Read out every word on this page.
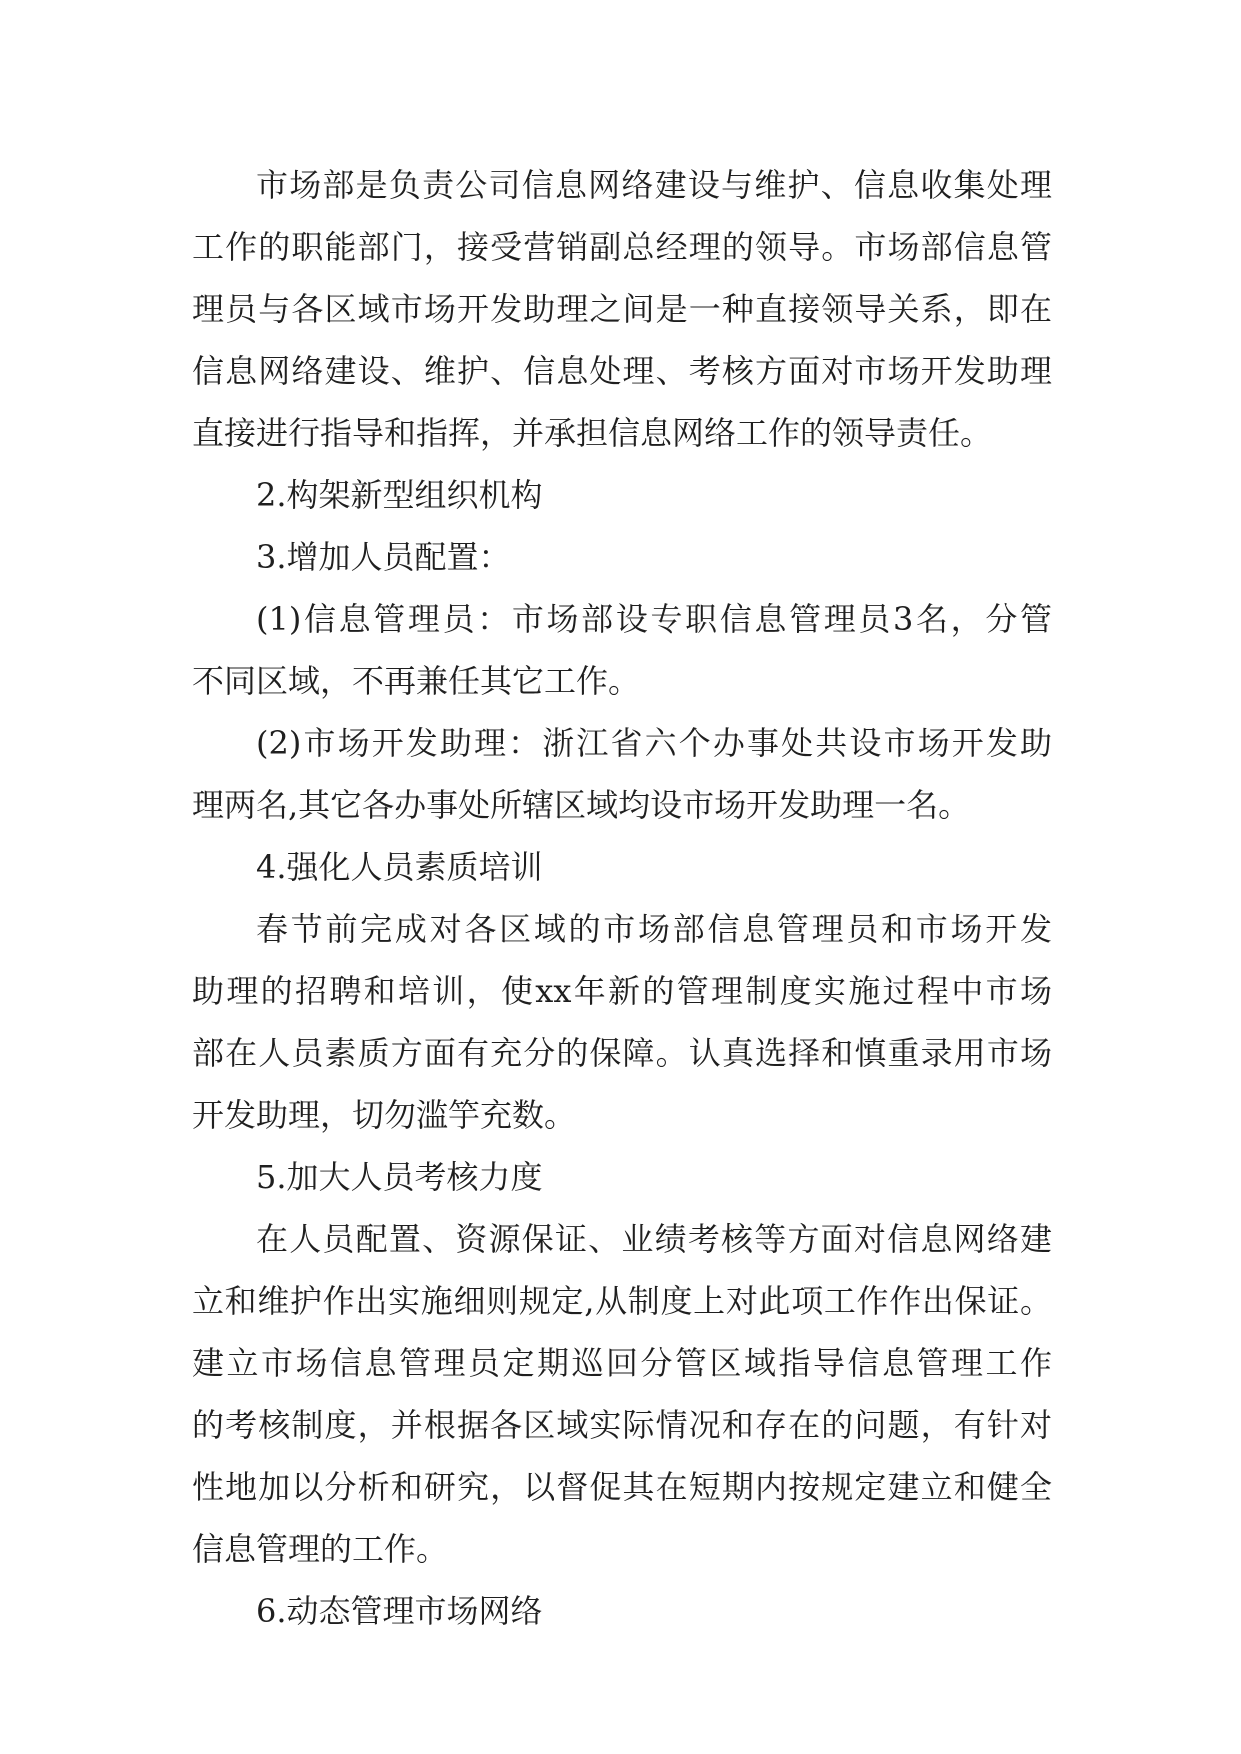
市场部是负责公司信息网络建设与维护、信息收集处理
工作的职能部门，接受营销副总经理的领导。市场部信息管
理员与各区域市场开发助理之间是一种直接领导关系，即在
信息网络建设、维护、信息处理、考核方面对市场开发助理
直接进行指导和指挥，并承担信息网络工作的领导责任。
2.构架新型组织机构
3.增加人员配置：
(1)信息管理员：市场部设专职信息管理员3名，分管
不同区域，不再兼任其它工作。
(2)市场开发助理：浙江省六个办事处共设市场开发助
理两名,其它各办事处所辖区域均设市场开发助理一名。
4.强化人员素质培训
春节前完成对各区域的市场部信息管理员和市场开发
助理的招聘和培训，使xx年新的管理制度实施过程中市场
部在人员素质方面有充分的保障。认真选择和慎重录用市场
开发助理，切勿滥竽充数。
5.加大人员考核力度
在人员配置、资源保证、业绩考核等方面对信息网络建
立和维护作出实施细则规定,从制度上对此项工作作出保证。
建立市场信息管理员定期巡回分管区域指导信息管理工作
的考核制度，并根据各区域实际情况和存在的问题，有针对
性地加以分析和研究，以督促其在短期内按规定建立和健全
信息管理的工作。
6.动态管理市场网络
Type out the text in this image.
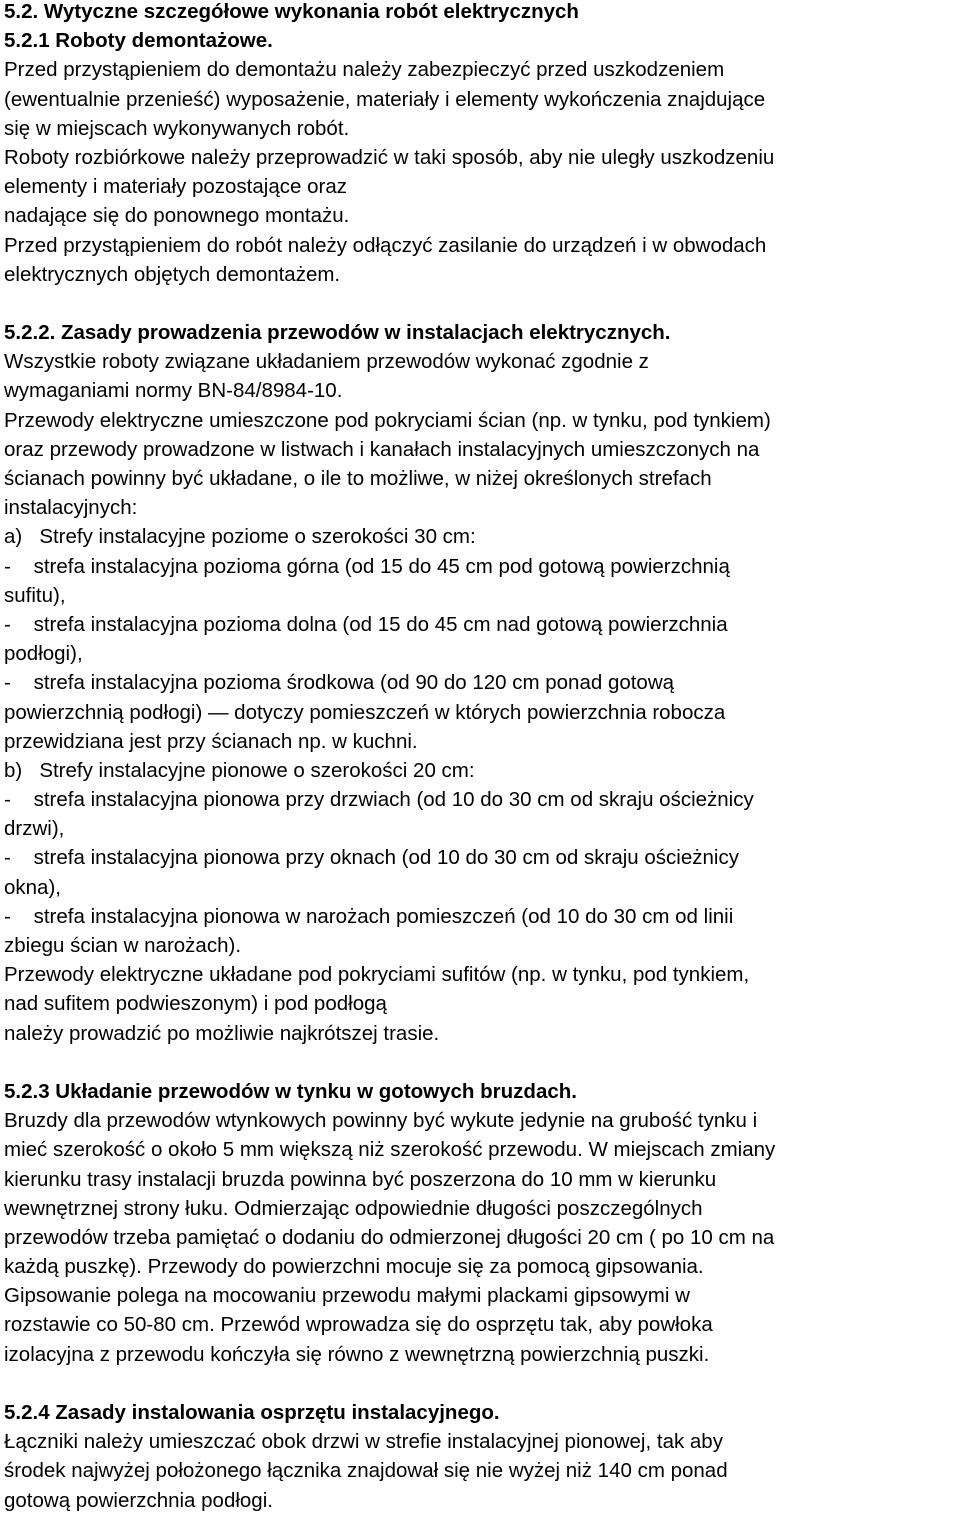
5.2. Wytyczne szczegółowe wykonania robót elektrycznych
5.2.1 Roboty demontażowe.
Przed przystąpieniem do demontażu należy zabezpieczyć przed uszkodzeniem
(ewentualnie przenieść) wyposażenie, materiały i elementy wykończenia znajdujące
się w miejscach wykonywanych robót.
Roboty rozbiórkowe należy przeprowadzić w taki sposób, aby nie uległy uszkodzeniu
elementy i materiały pozostające oraz
nadające się do ponownego montażu.
Przed przystąpieniem do robót należy odłączyć zasilanie do urządzeń i w obwodach
elektrycznych objętych demontażem.
5.2.2. Zasady prowadzenia przewodów w instalacjach elektrycznych.
Wszystkie roboty związane układaniem przewodów wykonać zgodnie z
wymaganiami normy BN-84/8984-10.
Przewody elektryczne umieszczone pod pokryciami ścian (np. w tynku, pod tynkiem)
oraz przewody prowadzone w listwach i kanałach instalacyjnych umieszczonych na
ścianach powinny być układane, o ile to możliwe, w niżej określonych strefach
instalacyjnych:
a)   Strefy instalacyjne poziome o szerokości 30 cm:
-    strefa instalacyjna pozioma górna (od 15 do 45 cm pod gotową powierzchnią
sufitu),
-    strefa instalacyjna pozioma dolna (od 15 do 45 cm nad gotową powierzchnia
podłogi),
-    strefa instalacyjna pozioma środkowa (od 90 do 120 cm ponad gotową
powierzchnią podłogi) ― dotyczy pomieszczeń w których powierzchnia robocza
przewidziana jest przy ścianach np. w kuchni.
b)   Strefy instalacyjne pionowe o szerokości 20 cm:
-    strefa instalacyjna pionowa przy drzwiach (od 10 do 30 cm od skraju ościeżnicy
drzwi),
-    strefa instalacyjna pionowa przy oknach (od 10 do 30 cm od skraju ościeżnicy
okna),
-    strefa instalacyjna pionowa w narożach pomieszczeń (od 10 do 30 cm od linii
zbiegu ścian w narożach).
Przewody elektryczne układane pod pokryciami sufitów (np. w tynku, pod tynkiem,
nad sufitem podwieszonym) i pod podłogą
należy prowadzić po możliwie najkrótszej trasie.
5.2.3 Układanie przewodów w tynku w gotowych bruzdach.
Bruzdy dla przewodów wtynkowych powinny być wykute jedynie na grubość tynku i
mieć szerokość o około 5 mm większą niż szerokość przewodu. W miejscach zmiany
kierunku trasy instalacji bruzda powinna być poszerzona do 10 mm w kierunku
wewnętrznej strony łuku. Odmierzając odpowiednie długości poszczególnych
przewodów trzeba pamiętać o dodaniu do odmierzonej długości 20 cm ( po 10 cm na
każdą puszkę). Przewody do powierzchni mocuje się za pomocą gipsowania.
Gipsowanie polega na mocowaniu przewodu małymi plackami gipsowymi w
rozstawie co 50-80 cm. Przewód wprowadza się do osprzętu tak, aby powłoka
izolacyjna z przewodu kończyła się równo z wewnętrzną powierzchnią puszki.
5.2.4 Zasady instalowania osprzętu instalacyjnego.
Łączniki należy umieszczać obok drzwi w strefie instalacyjnej pionowej, tak aby
środek najwyżej położonego łącznika znajdował się nie wyżej niż 140 cm ponad
gotową powierzchnia podłogi.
··········
- TASK GOAL
Copy out every line in the listing where the word "szerokości" appears.

- OUTPUT OF THE EXERCISE
a)   Strefy instalacyjne poziome o szerokości 30 cm:
b)   Strefy instalacyjne pionowe o szerokości 20 cm:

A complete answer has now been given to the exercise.